(DIRECTIONS):
Return the records, each one exactly as written.

(DATA EXCERPTS):
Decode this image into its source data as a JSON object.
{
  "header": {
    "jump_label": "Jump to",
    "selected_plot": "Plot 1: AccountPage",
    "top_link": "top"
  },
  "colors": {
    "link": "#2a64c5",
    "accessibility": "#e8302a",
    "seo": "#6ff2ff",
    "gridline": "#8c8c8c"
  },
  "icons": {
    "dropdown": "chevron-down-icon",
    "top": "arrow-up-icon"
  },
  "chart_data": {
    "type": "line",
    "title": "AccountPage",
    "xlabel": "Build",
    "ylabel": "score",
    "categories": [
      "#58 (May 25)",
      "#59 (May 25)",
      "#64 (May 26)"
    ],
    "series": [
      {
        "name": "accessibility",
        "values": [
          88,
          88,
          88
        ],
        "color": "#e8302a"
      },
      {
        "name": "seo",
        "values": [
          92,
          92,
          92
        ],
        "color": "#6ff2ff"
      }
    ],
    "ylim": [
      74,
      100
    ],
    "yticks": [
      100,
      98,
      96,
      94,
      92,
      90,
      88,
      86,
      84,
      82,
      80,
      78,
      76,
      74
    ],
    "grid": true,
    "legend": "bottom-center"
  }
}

(OUTPUT BELOW):
Decode this image into its source data as a JSON object.
{
  "header": {
    "jump_label": "Jump to",
    "selected_plot": "Plot 1: AccountPage",
    "top_link": "top"
  },
  "colors": {
    "link": "#2a64c5",
    "accessibility": "#e8302a",
    "seo": "#6ff2ff",
    "gridline": "#8c8c8c"
  },
  "icons": {
    "dropdown": "chevron-down-icon",
    "top": "arrow-up-icon"
  },
  "chart_data": {
    "type": "line",
    "title": "AccountPage",
    "xlabel": "Build",
    "ylabel": "score",
    "categories": [
      "#58 (May 25)",
      "#59 (May 25)",
      "#64 (May 26)"
    ],
    "series": [
      {
        "name": "accessibility",
        "values": [
          88,
          88,
          88
        ],
        "color": "#e8302a"
      },
      {
        "name": "seo",
        "values": [
          92,
          92,
          92
        ],
        "color": "#6ff2ff"
      }
    ],
    "ylim": [
      74,
      100
    ],
    "yticks": [
      100,
      98,
      96,
      94,
      92,
      90,
      88,
      86,
      84,
      82,
      80,
      78,
      76,
      74
    ],
    "grid": true,
    "legend": "bottom-center"
  }
}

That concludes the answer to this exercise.